> _AVAILABLE RECORDS_
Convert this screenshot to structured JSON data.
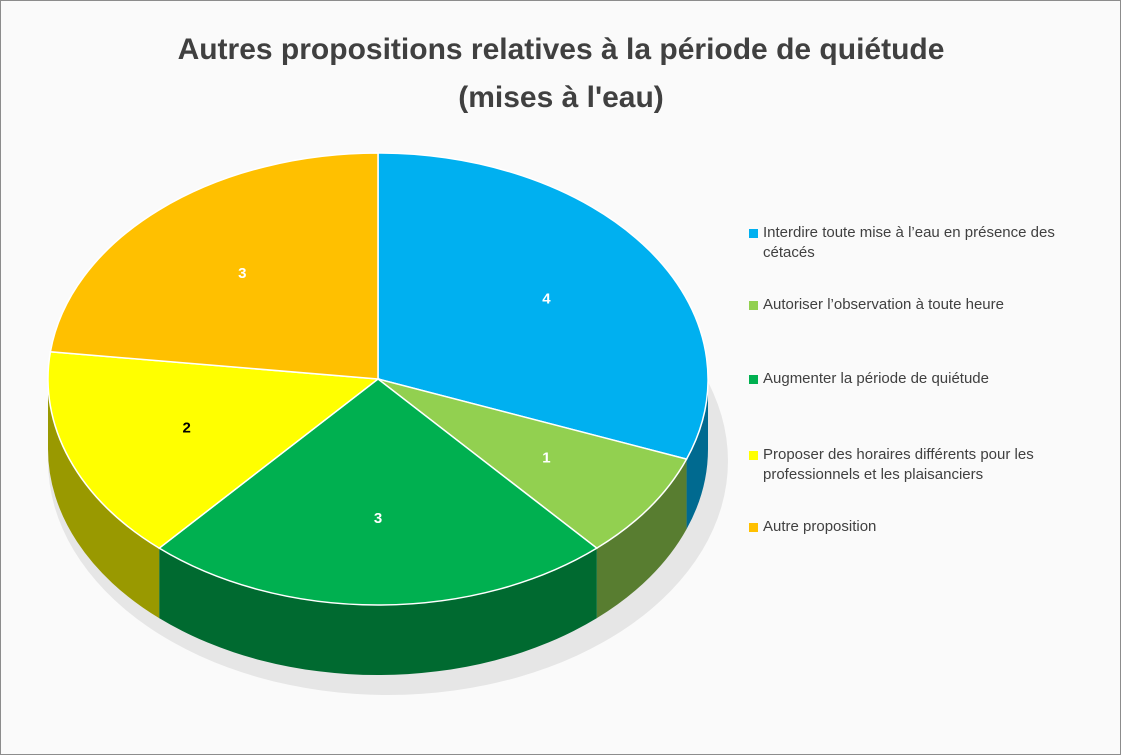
{
  "chart_data": {
    "type": "pie",
    "title": [
      "Autres propositions relatives à la période de quiétude",
      "(mises à l'eau)"
    ],
    "categories": [
      "Interdire toute mise à l’eau en présence des cétacés",
      "Autoriser l’observation à toute heure",
      "Augmenter la période de quiétude",
      "Proposer des horaires différents pour les professionnels et les plaisanciers",
      "Autre proposition"
    ],
    "values": [
      4,
      1,
      3,
      2,
      3
    ],
    "colors": [
      "#00b0f0",
      "#92d050",
      "#00b050",
      "#ffff00",
      "#ffc000"
    ],
    "legend": "right"
  }
}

> _TASK_
Return the full material word for word. Do not include the pictures.

> _FULL OUTPUT_
Convert this screenshot to structured JSON data.
{
  "chart_data": {
    "type": "pie",
    "title": [
      "Autres propositions relatives à la période de quiétude",
      "(mises à l'eau)"
    ],
    "categories": [
      "Interdire toute mise à l’eau en présence des cétacés",
      "Autoriser l’observation à toute heure",
      "Augmenter la période de quiétude",
      "Proposer des horaires différents pour les professionnels et les plaisanciers",
      "Autre proposition"
    ],
    "values": [
      4,
      1,
      3,
      2,
      3
    ],
    "colors": [
      "#00b0f0",
      "#92d050",
      "#00b050",
      "#ffff00",
      "#ffc000"
    ],
    "legend": "right"
  }
}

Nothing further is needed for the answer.